═════ PROVIDED DATA

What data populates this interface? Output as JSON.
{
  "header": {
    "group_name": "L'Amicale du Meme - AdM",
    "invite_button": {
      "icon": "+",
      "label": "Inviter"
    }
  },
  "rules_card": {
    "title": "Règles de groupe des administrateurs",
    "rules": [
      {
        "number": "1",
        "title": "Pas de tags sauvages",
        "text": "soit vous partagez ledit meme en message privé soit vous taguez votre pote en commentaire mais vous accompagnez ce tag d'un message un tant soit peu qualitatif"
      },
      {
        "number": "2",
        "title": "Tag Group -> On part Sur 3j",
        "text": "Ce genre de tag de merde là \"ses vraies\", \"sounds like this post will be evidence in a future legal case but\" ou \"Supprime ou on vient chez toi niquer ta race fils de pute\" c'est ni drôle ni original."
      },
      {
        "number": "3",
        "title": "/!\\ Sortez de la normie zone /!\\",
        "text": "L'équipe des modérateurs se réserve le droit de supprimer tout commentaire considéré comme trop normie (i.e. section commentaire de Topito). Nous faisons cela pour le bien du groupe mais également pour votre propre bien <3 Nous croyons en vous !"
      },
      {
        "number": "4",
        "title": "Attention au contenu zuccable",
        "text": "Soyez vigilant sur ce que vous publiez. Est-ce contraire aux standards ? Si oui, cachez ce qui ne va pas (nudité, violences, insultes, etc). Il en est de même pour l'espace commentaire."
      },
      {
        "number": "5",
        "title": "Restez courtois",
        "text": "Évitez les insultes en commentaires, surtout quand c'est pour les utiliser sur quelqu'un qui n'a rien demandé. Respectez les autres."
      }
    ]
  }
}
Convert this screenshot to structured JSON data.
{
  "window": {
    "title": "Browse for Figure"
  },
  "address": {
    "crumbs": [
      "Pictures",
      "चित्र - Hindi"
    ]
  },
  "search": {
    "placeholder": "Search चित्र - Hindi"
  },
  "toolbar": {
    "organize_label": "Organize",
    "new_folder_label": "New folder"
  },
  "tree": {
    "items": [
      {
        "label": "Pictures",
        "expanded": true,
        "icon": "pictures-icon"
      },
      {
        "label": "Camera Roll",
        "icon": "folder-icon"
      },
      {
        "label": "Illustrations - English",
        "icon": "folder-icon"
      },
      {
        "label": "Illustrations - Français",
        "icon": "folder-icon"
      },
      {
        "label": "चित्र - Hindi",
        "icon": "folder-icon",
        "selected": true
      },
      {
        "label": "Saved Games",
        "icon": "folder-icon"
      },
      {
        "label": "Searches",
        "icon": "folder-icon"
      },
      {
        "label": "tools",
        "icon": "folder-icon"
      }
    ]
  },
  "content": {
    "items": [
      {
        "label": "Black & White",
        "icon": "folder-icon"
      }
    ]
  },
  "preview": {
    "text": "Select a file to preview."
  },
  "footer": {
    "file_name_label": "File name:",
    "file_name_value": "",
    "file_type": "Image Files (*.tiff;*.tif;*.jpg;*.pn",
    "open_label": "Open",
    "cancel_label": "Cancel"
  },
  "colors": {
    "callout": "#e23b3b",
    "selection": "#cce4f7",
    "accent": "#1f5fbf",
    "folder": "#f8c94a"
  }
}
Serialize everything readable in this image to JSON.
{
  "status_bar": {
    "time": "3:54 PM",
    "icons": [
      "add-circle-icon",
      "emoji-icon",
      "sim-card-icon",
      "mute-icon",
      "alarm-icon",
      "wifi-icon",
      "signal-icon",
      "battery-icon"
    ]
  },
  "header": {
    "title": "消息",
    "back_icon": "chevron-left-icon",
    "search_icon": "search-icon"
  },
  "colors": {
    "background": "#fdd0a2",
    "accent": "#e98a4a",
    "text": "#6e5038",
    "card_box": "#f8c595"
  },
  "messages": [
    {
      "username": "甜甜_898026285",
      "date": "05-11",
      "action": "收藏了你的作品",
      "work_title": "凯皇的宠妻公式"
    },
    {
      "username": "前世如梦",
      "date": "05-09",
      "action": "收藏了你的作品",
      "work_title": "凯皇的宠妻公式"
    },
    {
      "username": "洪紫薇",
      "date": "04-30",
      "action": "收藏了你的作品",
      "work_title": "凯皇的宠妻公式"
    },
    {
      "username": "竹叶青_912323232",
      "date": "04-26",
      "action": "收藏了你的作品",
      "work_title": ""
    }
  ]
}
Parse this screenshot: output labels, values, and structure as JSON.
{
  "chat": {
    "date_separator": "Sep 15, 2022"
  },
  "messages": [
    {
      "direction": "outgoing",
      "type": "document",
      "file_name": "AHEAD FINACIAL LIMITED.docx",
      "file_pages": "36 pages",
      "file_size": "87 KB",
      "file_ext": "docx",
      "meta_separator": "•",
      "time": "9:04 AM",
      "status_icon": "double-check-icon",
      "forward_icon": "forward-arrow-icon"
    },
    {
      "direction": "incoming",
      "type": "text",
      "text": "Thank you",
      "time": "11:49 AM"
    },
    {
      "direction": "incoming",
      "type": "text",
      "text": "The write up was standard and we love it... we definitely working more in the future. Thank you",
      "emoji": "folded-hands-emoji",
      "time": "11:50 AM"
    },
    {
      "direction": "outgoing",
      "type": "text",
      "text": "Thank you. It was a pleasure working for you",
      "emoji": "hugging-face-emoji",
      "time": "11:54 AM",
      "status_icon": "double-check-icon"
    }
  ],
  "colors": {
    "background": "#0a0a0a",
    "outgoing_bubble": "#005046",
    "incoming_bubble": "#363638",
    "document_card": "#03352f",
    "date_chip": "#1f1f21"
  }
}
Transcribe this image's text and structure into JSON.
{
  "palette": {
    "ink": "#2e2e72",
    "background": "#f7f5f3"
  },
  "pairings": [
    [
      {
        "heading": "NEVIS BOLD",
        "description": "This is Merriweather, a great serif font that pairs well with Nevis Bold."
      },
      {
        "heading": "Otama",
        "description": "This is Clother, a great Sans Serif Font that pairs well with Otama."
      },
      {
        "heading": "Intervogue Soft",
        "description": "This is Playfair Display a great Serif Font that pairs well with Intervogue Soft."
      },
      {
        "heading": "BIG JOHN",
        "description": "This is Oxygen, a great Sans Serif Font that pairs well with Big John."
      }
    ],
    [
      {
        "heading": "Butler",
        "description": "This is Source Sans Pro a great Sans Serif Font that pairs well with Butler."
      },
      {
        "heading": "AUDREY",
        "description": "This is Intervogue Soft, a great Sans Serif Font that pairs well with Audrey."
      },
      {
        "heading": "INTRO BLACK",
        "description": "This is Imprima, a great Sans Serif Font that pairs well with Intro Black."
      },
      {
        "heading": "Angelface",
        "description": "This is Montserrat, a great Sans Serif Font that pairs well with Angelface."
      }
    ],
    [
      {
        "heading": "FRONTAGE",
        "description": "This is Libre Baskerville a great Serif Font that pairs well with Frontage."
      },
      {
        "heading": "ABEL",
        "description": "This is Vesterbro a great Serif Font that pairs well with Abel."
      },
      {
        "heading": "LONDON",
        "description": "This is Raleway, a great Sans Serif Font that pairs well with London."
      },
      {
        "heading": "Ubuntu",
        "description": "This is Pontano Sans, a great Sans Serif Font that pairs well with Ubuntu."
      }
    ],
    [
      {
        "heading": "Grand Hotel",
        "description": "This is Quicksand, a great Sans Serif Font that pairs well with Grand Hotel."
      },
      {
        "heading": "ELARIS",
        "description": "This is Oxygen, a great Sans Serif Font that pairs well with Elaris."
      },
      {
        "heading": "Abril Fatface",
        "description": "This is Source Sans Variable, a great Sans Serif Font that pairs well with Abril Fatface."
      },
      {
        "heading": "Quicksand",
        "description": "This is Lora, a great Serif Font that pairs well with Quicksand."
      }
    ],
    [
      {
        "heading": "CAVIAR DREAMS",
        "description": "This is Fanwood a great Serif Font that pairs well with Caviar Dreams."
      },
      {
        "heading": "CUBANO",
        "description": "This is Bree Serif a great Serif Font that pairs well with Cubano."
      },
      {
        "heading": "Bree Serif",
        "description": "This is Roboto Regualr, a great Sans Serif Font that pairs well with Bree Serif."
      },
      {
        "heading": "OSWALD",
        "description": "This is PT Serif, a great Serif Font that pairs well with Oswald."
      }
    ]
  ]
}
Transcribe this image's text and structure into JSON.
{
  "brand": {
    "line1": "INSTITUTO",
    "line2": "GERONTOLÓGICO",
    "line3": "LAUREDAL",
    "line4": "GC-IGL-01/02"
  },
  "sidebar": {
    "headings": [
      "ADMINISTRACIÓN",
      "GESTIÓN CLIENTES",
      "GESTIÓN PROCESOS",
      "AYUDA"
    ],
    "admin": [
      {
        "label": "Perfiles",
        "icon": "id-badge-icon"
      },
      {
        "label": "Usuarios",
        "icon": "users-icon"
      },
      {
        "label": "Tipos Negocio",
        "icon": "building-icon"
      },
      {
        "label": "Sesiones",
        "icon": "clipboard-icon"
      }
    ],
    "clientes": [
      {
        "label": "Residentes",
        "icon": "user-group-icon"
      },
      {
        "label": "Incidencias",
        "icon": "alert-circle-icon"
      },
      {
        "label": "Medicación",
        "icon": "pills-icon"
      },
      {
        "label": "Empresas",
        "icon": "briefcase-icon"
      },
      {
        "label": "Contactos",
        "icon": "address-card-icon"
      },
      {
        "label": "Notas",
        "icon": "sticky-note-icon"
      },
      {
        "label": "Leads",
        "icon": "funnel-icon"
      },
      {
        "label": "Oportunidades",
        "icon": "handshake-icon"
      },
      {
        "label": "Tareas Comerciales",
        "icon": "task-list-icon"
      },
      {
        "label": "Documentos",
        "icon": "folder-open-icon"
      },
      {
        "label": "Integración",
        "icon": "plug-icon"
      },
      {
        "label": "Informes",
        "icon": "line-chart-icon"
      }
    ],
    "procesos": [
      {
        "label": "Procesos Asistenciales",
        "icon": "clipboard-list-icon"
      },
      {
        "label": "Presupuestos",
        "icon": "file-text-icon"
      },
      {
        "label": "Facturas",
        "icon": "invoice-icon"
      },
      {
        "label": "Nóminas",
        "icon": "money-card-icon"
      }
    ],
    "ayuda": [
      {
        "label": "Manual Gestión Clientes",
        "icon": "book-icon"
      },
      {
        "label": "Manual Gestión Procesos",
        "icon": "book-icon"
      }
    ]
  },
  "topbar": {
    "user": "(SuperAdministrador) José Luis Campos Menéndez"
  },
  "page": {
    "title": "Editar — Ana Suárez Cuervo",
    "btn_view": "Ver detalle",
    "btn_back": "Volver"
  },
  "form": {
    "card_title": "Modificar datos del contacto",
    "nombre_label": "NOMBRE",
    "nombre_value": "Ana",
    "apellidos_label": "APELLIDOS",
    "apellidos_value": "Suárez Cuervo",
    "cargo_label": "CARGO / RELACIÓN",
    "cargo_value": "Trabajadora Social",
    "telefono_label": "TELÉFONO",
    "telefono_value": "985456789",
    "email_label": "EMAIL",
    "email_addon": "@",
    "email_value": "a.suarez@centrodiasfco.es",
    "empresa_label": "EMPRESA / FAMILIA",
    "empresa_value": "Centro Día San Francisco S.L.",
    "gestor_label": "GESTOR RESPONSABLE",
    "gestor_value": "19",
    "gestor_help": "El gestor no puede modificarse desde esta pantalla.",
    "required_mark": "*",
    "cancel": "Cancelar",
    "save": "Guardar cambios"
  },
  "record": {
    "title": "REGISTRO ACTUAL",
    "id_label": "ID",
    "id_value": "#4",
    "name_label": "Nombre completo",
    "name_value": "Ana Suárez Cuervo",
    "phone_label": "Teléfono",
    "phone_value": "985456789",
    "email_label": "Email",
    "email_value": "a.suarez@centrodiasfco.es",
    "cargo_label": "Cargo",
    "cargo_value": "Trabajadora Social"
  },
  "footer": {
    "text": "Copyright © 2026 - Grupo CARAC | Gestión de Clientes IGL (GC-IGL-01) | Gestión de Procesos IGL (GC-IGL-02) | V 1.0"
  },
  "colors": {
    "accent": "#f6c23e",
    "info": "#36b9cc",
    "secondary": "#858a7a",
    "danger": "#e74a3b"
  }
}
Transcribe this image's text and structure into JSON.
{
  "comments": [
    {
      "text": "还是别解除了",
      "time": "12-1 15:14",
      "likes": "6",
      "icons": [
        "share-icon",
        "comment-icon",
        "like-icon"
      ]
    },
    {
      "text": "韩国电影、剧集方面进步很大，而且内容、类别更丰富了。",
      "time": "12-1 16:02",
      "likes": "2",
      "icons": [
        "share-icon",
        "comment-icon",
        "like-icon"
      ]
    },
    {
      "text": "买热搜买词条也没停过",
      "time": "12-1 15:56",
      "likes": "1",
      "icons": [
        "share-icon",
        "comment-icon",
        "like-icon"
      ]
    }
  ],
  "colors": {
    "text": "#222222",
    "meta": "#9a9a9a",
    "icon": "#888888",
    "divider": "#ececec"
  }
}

══════════

### GIVEN PROBLEM
Scan the entries above and work out how many lines include the word "future"; the reply is that number alone.

### RESULT OF THE TASK
2